# START OF Data provided

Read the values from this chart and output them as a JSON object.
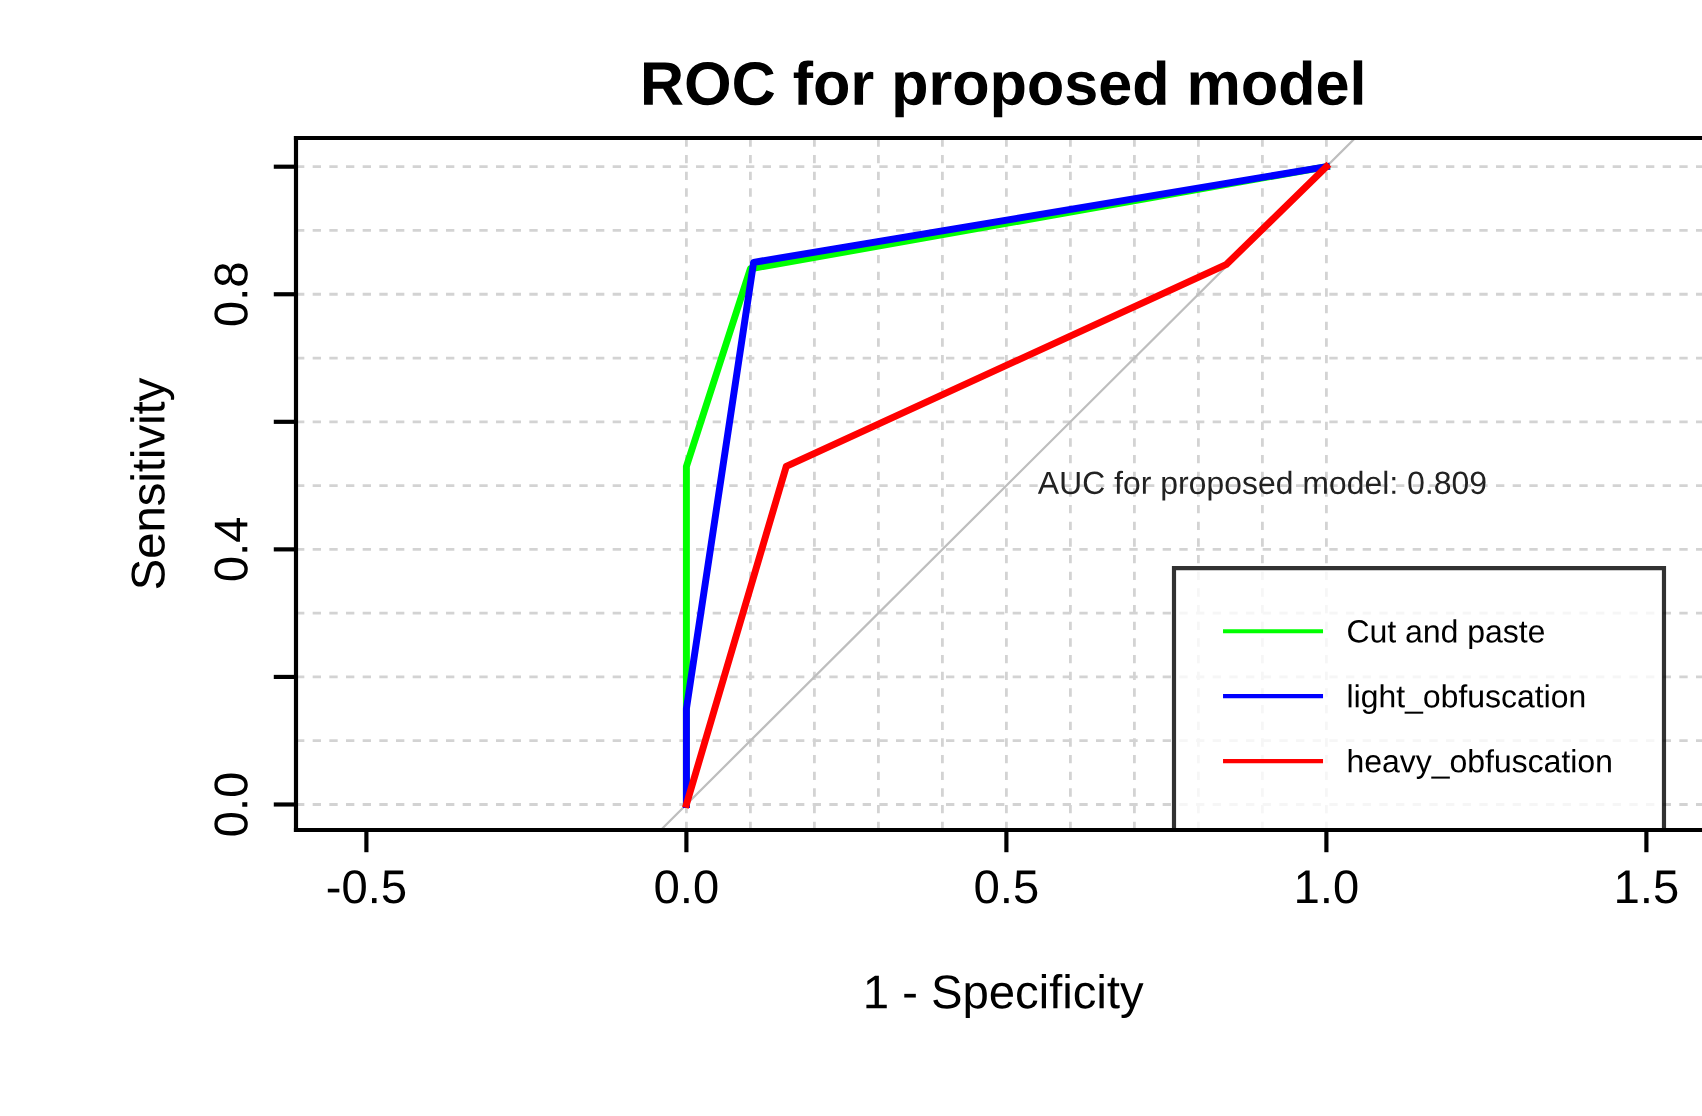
{
  "chart_data": {
    "type": "line",
    "title": "ROC for proposed model",
    "xlabel": "1 - Specificity",
    "ylabel": "Sensitivity",
    "xlim": [
      -0.61,
      1.6
    ],
    "ylim": [
      -0.04,
      1.045
    ],
    "xticks": [
      {
        "value": -0.5,
        "label": "-0.5"
      },
      {
        "value": 0,
        "label": "0.0"
      },
      {
        "value": 0.5,
        "label": "0.5"
      },
      {
        "value": 1,
        "label": "1.0"
      },
      {
        "value": 1.5,
        "label": "1.5"
      }
    ],
    "yticks": [
      {
        "value": 0,
        "label": "0.0"
      },
      {
        "value": 0.2,
        "label": null
      },
      {
        "value": 0.4,
        "label": "0.4"
      },
      {
        "value": 0.6,
        "label": null
      },
      {
        "value": 0.8,
        "label": "0.8"
      },
      {
        "value": 1.0,
        "label": null
      }
    ],
    "grid": true,
    "legend": "bottom right",
    "line_style": "solid",
    "marker": "none",
    "annotations": [
      "AUC for proposed model: 0.809"
    ],
    "series": [
      {
        "x": [
          -0.04,
          1.045
        ],
        "values": [
          -0.04,
          1.045
        ],
        "color": "#bebebe"
      },
      {
        "name": "Cut and paste",
        "color": "#00ff00",
        "x": [
          0,
          0,
          0.1,
          1
        ],
        "values": [
          0,
          0.53,
          0.84,
          1
        ]
      },
      {
        "name": "light_obfuscation",
        "color": "#0000ff",
        "x": [
          0,
          0,
          0.105,
          1
        ],
        "values": [
          0,
          0.15,
          0.85,
          1
        ]
      },
      {
        "name": "heavy_obfuscation",
        "color": "#ff0000",
        "x": [
          0,
          0.156,
          0.844,
          1
        ],
        "values": [
          0,
          0.53,
          0.847,
          1
        ]
      }
    ]
  }
}
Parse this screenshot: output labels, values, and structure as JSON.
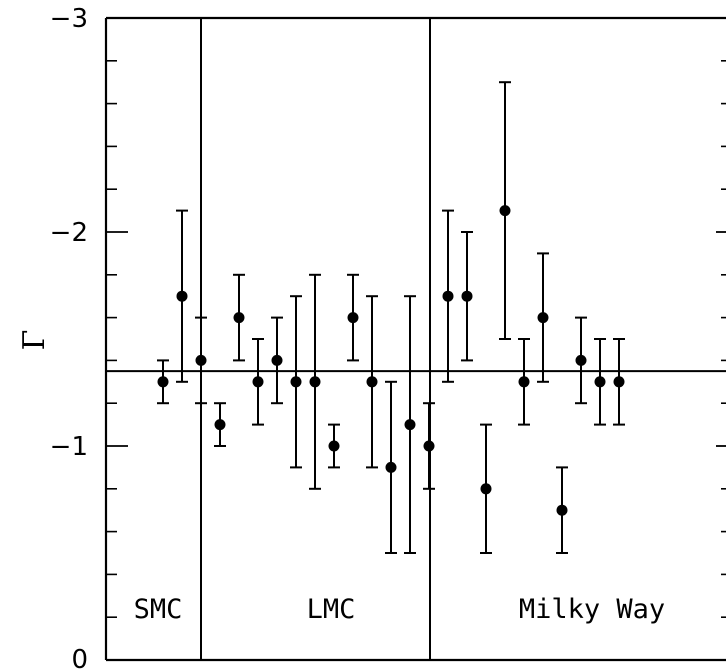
{
  "chart_data": {
    "type": "scatter",
    "title": "",
    "xlabel": "",
    "ylabel": "Γ",
    "ylim": [
      0,
      -3
    ],
    "y_axis_inverted": true,
    "y_ticks": [
      {
        "value": -3,
        "label": "−3"
      },
      {
        "value": -2,
        "label": "−2"
      },
      {
        "value": -1,
        "label": "−1"
      },
      {
        "value": 0,
        "label": "0"
      }
    ],
    "reference_line": {
      "y": -1.35
    },
    "grid": false,
    "groups": [
      {
        "label": "SMC",
        "points": [
          {
            "y": -1.3,
            "yerr": 0.1
          }
        ]
      },
      {
        "label": "LMC",
        "points": [
          {
            "y": -1.7,
            "yerr": 0.4
          },
          {
            "y": -1.4,
            "yerr": 0.2
          },
          {
            "y": -1.1,
            "yerr": 0.1
          },
          {
            "y": -1.6,
            "yerr": 0.2
          },
          {
            "y": -1.3,
            "yerr": 0.2
          },
          {
            "y": -1.4,
            "yerr": 0.2
          },
          {
            "y": -1.3,
            "yerr": 0.4
          },
          {
            "y": -1.3,
            "yerr": 0.5
          },
          {
            "y": -1.0,
            "yerr": 0.1
          },
          {
            "y": -1.6,
            "yerr": 0.2
          }
        ]
      },
      {
        "label": "Milky Way",
        "points": [
          {
            "y": -1.3,
            "yerr": 0.4
          },
          {
            "y": -0.9,
            "yerr": 0.4
          },
          {
            "y": -1.1,
            "yerr": 0.6
          },
          {
            "y": -1.0,
            "yerr": 0.2
          },
          {
            "y": -1.7,
            "yerr": 0.4
          },
          {
            "y": -1.7,
            "yerr": 0.3
          },
          {
            "y": -0.8,
            "yerr": 0.3
          },
          {
            "y": -2.1,
            "yerr": 0.6
          },
          {
            "y": -1.3,
            "yerr": 0.2
          },
          {
            "y": -1.6,
            "yerr": 0.3
          },
          {
            "y": -0.7,
            "yerr": 0.2
          },
          {
            "y": -1.4,
            "yerr": 0.2
          },
          {
            "y": -1.3,
            "yerr": 0.2
          },
          {
            "y": -1.3,
            "yerr": 0.2
          }
        ]
      }
    ]
  }
}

# END OF Data provided

**Directions for this task**: Every line of the records that includes the word "output" should be gathered.

**Response to the exercise**:
Read the values from this chart and output them as a JSON object.
Parse this screenshot: output labels, values, and structure as JSON.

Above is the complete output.